● Instruções
**A)** Responda com base na reportagem:
(i) Em qual delegacia Rosana Auri da Silva Candido foi questionada pelos agentes?
(ii) Qual era a idade de Rhuan Maycon da Silva Candido?
(iii) O que adiou a audiência das acusadas?
**B)** Liste todos os nomes completos de pessoas que aparecem na reportagem.
**C)** Reproduza sem alterações o trecho da reportagem que vai de "Olavo David Neto" até "contaram as autoras.".

● Texto base
========================

Um ano da morte da inocência

O bárbaro assassinato do menino Rhuan, que chocou o país, ainda não tem data para o julgamento

Olavo David Neto

01/06/2020 6h33

À espera de um julgamento

Pandemia do novo coronavírus adiou audiência das assassinas do crime que chocou o país

“É do meu filho. Eu o matei”, disse Rosana Auri da Silva Candido quando questionada pelos agentes da 26ª Delegacia de Polícia (DP), em Samambaia. Há um ano, a acreana e sua companheira, Kacyla Priscyla Damasceno Santiago, chocaram o país inteiro depois que degolaram e mutilaram o corpo de Rhuan Maycon da Silva Candido, de apenas 8 anos. Desmembrado, o corpo do menino foi colocado em duas mochilas escolares e uma mala de viagens — depois de ter membros postos na churrasqueira “para amolecer a carne”, como contaram as autoras.

========================

● Seção de dados
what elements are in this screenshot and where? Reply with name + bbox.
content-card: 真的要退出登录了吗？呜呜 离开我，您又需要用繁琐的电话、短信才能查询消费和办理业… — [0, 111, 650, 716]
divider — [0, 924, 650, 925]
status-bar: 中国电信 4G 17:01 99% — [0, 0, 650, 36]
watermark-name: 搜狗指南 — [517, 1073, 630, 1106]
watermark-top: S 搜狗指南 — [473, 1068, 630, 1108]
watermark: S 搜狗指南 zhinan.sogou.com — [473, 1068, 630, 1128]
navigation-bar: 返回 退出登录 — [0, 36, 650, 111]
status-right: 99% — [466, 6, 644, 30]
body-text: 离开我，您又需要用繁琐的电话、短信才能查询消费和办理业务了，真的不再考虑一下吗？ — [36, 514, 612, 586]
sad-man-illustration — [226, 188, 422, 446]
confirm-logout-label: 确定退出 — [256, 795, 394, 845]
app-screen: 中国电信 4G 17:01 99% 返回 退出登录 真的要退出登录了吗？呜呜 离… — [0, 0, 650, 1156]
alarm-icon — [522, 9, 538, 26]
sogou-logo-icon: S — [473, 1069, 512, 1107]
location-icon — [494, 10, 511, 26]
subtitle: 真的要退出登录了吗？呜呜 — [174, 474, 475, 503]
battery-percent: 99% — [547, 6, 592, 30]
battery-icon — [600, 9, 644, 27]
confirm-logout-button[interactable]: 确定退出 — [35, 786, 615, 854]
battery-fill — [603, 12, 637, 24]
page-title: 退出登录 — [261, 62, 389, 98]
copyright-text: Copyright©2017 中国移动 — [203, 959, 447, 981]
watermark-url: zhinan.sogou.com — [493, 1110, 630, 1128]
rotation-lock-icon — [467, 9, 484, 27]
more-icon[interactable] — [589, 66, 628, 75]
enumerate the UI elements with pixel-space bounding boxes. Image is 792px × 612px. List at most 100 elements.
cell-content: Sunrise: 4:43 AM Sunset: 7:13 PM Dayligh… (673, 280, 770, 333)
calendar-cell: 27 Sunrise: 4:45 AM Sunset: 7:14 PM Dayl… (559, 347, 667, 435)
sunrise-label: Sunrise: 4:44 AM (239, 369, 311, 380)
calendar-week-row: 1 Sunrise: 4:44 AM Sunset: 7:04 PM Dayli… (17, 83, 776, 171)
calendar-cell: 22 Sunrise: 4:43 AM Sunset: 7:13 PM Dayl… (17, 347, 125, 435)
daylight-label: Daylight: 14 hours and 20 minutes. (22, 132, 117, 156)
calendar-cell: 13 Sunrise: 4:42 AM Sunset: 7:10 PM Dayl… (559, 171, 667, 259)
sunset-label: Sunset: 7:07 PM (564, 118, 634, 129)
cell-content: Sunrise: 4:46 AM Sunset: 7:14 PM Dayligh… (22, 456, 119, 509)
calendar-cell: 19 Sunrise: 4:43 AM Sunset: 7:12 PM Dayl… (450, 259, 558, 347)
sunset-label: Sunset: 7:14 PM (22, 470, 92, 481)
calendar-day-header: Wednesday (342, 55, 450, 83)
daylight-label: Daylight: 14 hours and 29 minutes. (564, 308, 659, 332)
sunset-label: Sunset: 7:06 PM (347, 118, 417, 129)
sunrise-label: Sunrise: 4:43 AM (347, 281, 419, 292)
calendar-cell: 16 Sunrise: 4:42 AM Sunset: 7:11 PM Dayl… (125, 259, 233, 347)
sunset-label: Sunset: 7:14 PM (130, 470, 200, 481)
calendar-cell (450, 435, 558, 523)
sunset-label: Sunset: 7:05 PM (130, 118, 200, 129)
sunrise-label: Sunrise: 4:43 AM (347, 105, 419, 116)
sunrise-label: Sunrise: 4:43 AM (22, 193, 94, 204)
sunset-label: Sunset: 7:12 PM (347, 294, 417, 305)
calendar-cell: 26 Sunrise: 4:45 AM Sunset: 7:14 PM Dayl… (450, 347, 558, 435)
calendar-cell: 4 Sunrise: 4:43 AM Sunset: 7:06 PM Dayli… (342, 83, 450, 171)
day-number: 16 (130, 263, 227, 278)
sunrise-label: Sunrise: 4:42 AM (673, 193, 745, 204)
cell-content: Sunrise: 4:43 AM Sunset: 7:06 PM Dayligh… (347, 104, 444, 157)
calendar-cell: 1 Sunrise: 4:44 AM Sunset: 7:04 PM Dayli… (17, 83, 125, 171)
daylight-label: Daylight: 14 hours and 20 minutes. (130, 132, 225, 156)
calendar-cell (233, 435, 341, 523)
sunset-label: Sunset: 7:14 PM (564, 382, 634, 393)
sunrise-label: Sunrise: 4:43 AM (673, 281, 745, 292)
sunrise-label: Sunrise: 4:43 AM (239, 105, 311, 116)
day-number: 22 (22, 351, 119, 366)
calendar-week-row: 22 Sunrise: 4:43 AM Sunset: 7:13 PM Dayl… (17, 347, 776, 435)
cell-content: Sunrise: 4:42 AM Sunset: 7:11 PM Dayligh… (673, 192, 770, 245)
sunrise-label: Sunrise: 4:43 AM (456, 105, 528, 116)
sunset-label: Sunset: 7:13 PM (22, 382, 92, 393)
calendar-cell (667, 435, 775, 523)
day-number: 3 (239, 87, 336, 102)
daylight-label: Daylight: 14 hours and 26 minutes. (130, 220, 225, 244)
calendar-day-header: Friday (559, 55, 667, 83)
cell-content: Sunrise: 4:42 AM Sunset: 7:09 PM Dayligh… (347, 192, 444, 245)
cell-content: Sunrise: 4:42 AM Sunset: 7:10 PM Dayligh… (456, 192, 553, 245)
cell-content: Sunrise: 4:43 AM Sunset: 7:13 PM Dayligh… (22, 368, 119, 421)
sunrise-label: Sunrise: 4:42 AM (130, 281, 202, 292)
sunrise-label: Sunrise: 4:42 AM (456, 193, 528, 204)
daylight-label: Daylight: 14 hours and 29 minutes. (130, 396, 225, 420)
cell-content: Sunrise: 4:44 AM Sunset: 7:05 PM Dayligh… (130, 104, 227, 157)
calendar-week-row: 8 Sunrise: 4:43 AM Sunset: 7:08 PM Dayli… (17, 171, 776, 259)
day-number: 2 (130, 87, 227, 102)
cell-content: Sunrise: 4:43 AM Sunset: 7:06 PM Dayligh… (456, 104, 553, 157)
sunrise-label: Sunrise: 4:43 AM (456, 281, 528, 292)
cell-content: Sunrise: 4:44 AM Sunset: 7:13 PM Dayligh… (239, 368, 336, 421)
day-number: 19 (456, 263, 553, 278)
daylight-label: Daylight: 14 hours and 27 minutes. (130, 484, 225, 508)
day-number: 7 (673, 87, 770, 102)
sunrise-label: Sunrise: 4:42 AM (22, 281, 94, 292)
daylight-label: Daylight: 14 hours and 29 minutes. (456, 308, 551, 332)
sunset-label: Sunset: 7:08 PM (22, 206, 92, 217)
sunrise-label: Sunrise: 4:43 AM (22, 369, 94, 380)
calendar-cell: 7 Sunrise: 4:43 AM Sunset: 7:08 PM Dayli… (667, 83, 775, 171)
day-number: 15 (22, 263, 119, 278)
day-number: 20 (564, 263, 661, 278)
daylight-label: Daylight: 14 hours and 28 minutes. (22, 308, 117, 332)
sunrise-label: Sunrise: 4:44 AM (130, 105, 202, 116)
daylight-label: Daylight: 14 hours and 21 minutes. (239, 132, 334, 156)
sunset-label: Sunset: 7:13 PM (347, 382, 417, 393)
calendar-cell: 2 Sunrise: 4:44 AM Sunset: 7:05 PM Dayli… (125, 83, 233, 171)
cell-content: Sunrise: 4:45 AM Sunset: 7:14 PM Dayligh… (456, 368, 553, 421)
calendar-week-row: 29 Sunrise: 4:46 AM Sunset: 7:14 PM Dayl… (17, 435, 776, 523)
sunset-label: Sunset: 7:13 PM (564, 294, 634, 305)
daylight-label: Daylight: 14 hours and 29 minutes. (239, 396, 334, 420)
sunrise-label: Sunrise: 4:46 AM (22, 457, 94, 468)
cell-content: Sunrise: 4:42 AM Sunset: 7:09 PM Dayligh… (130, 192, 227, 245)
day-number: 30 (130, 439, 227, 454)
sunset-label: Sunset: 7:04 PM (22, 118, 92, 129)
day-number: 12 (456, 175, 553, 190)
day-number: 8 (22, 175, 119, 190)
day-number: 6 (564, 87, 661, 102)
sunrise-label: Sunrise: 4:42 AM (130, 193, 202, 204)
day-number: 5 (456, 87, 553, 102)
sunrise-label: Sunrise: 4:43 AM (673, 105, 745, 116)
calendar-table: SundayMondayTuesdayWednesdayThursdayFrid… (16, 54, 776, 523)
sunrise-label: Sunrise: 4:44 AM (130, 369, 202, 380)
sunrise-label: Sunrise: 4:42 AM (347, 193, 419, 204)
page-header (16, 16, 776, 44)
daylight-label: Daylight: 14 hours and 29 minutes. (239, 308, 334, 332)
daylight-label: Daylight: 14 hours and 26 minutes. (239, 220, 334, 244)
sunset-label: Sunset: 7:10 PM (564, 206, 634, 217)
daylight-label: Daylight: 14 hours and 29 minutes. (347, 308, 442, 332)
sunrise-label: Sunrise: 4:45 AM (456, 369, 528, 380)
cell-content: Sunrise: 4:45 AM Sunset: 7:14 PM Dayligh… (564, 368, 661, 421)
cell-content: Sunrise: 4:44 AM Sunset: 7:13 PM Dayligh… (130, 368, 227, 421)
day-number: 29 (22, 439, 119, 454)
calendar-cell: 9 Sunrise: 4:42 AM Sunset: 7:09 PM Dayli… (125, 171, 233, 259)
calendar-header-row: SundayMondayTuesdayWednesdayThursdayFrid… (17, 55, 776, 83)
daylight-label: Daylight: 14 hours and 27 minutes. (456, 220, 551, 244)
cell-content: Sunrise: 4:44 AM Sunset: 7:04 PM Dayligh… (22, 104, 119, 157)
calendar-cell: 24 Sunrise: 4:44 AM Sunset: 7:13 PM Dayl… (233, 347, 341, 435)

========================

● Respostas por tarefa
**A)**
(i) Na 26ª Delegacia de Polícia (DP), em Samambaia.
(ii) 8 anos.
(iii) A pandemia do novo coronavírus.

**B)**
Olavo David Neto
Rosana Auri da Silva Candido
Kacyla Priscyla Damasceno Santiago
Rhuan Maycon da Silva Candido

**C)**
Olavo David Neto

01/06/2020 6h33

À espera de um julgamento

Pandemia do novo coronavírus adiou audiência das assassinas do crime que chocou o país

“É do meu filho. Eu o matei”, disse Rosana Auri da Silva Candido quando questionada pelos agentes da 26ª Delegacia de Polícia (DP), em Samambaia. Há um ano, a acreana e sua companheira, Kacyla Priscyla Damasceno Santiago, chocaram o país inteiro depois que degolaram e mutilaram o corpo de Rhuan Maycon da Silva Candido, de apenas 8 anos. Desmembrado, o corpo do menino foi colocado em duas mochilas escolares e uma mala de viagens — depois de ter membros postos na churrasqueira “para amolecer a carne”, como contaram as autoras.